Exercise description
Output each entry that follows exactly. Images stay out.

Saved data entries:
┄┄┄┄┄┄
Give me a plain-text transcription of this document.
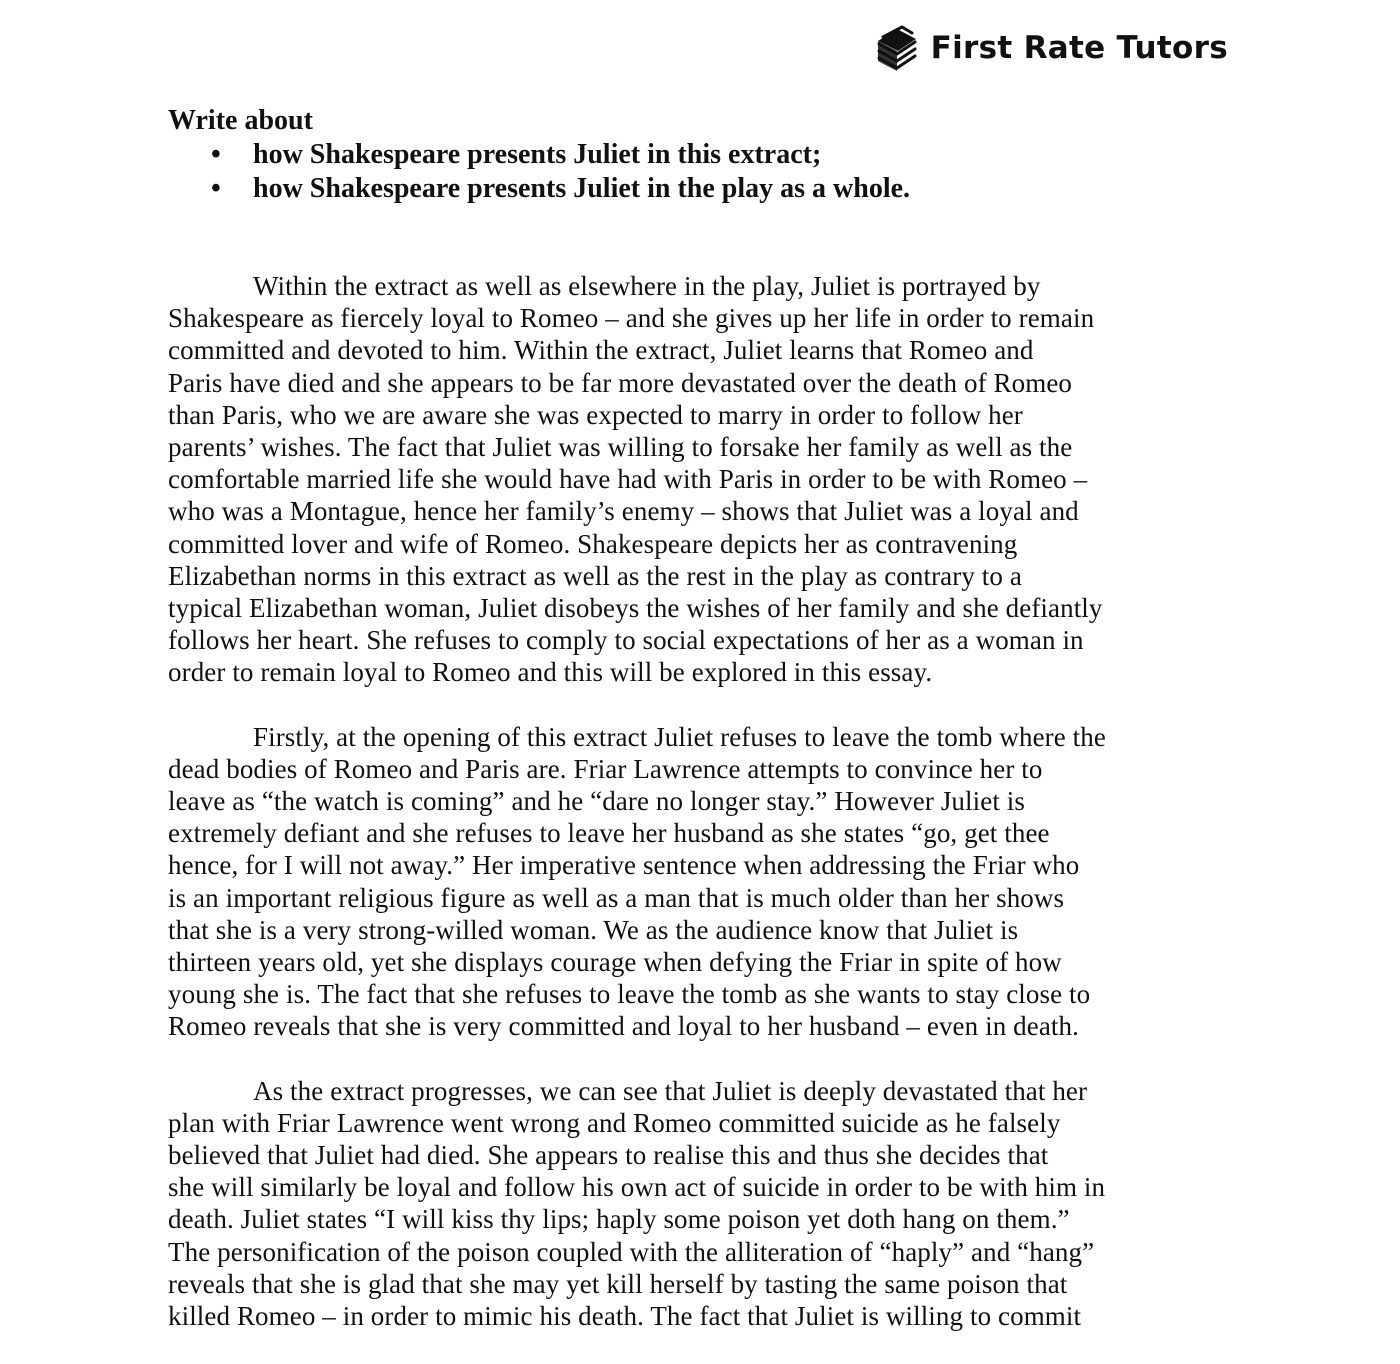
First Rate Tutors

Write about

• how Shakespeare presents Juliet in this extract;
• how Shakespeare presents Juliet in the play as a whole.
Within the extract as well as elsewhere in the play, Juliet is portrayed by
Shakespeare as fiercely loyal to Romeo – and she gives up her life in order to remain
committed and devoted to him. Within the extract, Juliet learns that Romeo and
Paris have died and she appears to be far more devastated over the death of Romeo
than Paris, who we are aware she was expected to marry in order to follow her
parents’ wishes. The fact that Juliet was willing to forsake her family as well as the
comfortable married life she would have had with Paris in order to be with Romeo –
who was a Montague, hence her family’s enemy – shows that Juliet was a loyal and
committed lover and wife of Romeo. Shakespeare depicts her as contravening
Elizabethan norms in this extract as well as the rest in the play as contrary to a
typical Elizabethan woman, Juliet disobeys the wishes of her family and she defiantly
follows her heart. She refuses to comply to social expectations of her as a woman in
order to remain loyal to Romeo and this will be explored in this essay.
Firstly, at the opening of this extract Juliet refuses to leave the tomb where the
dead bodies of Romeo and Paris are. Friar Lawrence attempts to convince her to
leave as “the watch is coming” and he “dare no longer stay.” However Juliet is
extremely defiant and she refuses to leave her husband as she states “go, get thee
hence, for I will not away.” Her imperative sentence when addressing the Friar who
is an important religious figure as well as a man that is much older than her shows
that she is a very strong-willed woman. We as the audience know that Juliet is
thirteen years old, yet she displays courage when defying the Friar in spite of how
young she is. The fact that she refuses to leave the tomb as she wants to stay close to
Romeo reveals that she is very committed and loyal to her husband – even in death.
As the extract progresses, we can see that Juliet is deeply devastated that her
plan with Friar Lawrence went wrong and Romeo committed suicide as he falsely
believed that Juliet had died. She appears to realise this and thus she decides that
she will similarly be loyal and follow his own act of suicide in order to be with him in
death. Juliet states “I will kiss thy lips; haply some poison yet doth hang on them.”
The personification of the poison coupled with the alliteration of “haply” and “hang”
reveals that she is glad that she may yet kill herself by tasting the same poison that
killed Romeo – in order to mimic his death. The fact that Juliet is willing to commit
┄┄┄┄┄┄
Reply
Give me a plain-text transcription of this document.
First Rate Tutors

Write about

• how Shakespeare presents Juliet in this extract;
• how Shakespeare presents Juliet in the play as a whole.
Within the extract as well as elsewhere in the play, Juliet is portrayed by
Shakespeare as fiercely loyal to Romeo – and she gives up her life in order to remain
committed and devoted to him. Within the extract, Juliet learns that Romeo and
Paris have died and she appears to be far more devastated over the death of Romeo
than Paris, who we are aware she was expected to marry in order to follow her
parents’ wishes. The fact that Juliet was willing to forsake her family as well as the
comfortable married life she would have had with Paris in order to be with Romeo –
who was a Montague, hence her family’s enemy – shows that Juliet was a loyal and
committed lover and wife of Romeo. Shakespeare depicts her as contravening
Elizabethan norms in this extract as well as the rest in the play as contrary to a
typical Elizabethan woman, Juliet disobeys the wishes of her family and she defiantly
follows her heart. She refuses to comply to social expectations of her as a woman in
order to remain loyal to Romeo and this will be explored in this essay.
Firstly, at the opening of this extract Juliet refuses to leave the tomb where the
dead bodies of Romeo and Paris are. Friar Lawrence attempts to convince her to
leave as “the watch is coming” and he “dare no longer stay.” However Juliet is
extremely defiant and she refuses to leave her husband as she states “go, get thee
hence, for I will not away.” Her imperative sentence when addressing the Friar who
is an important religious figure as well as a man that is much older than her shows
that she is a very strong-willed woman. We as the audience know that Juliet is
thirteen years old, yet she displays courage when defying the Friar in spite of how
young she is. The fact that she refuses to leave the tomb as she wants to stay close to
Romeo reveals that she is very committed and loyal to her husband – even in death.
As the extract progresses, we can see that Juliet is deeply devastated that her
plan with Friar Lawrence went wrong and Romeo committed suicide as he falsely
believed that Juliet had died. She appears to realise this and thus she decides that
she will similarly be loyal and follow his own act of suicide in order to be with him in
death. Juliet states “I will kiss thy lips; haply some poison yet doth hang on them.”
The personification of the poison coupled with the alliteration of “haply” and “hang”
reveals that she is glad that she may yet kill herself by tasting the same poison that
killed Romeo – in order to mimic his death. The fact that Juliet is willing to commit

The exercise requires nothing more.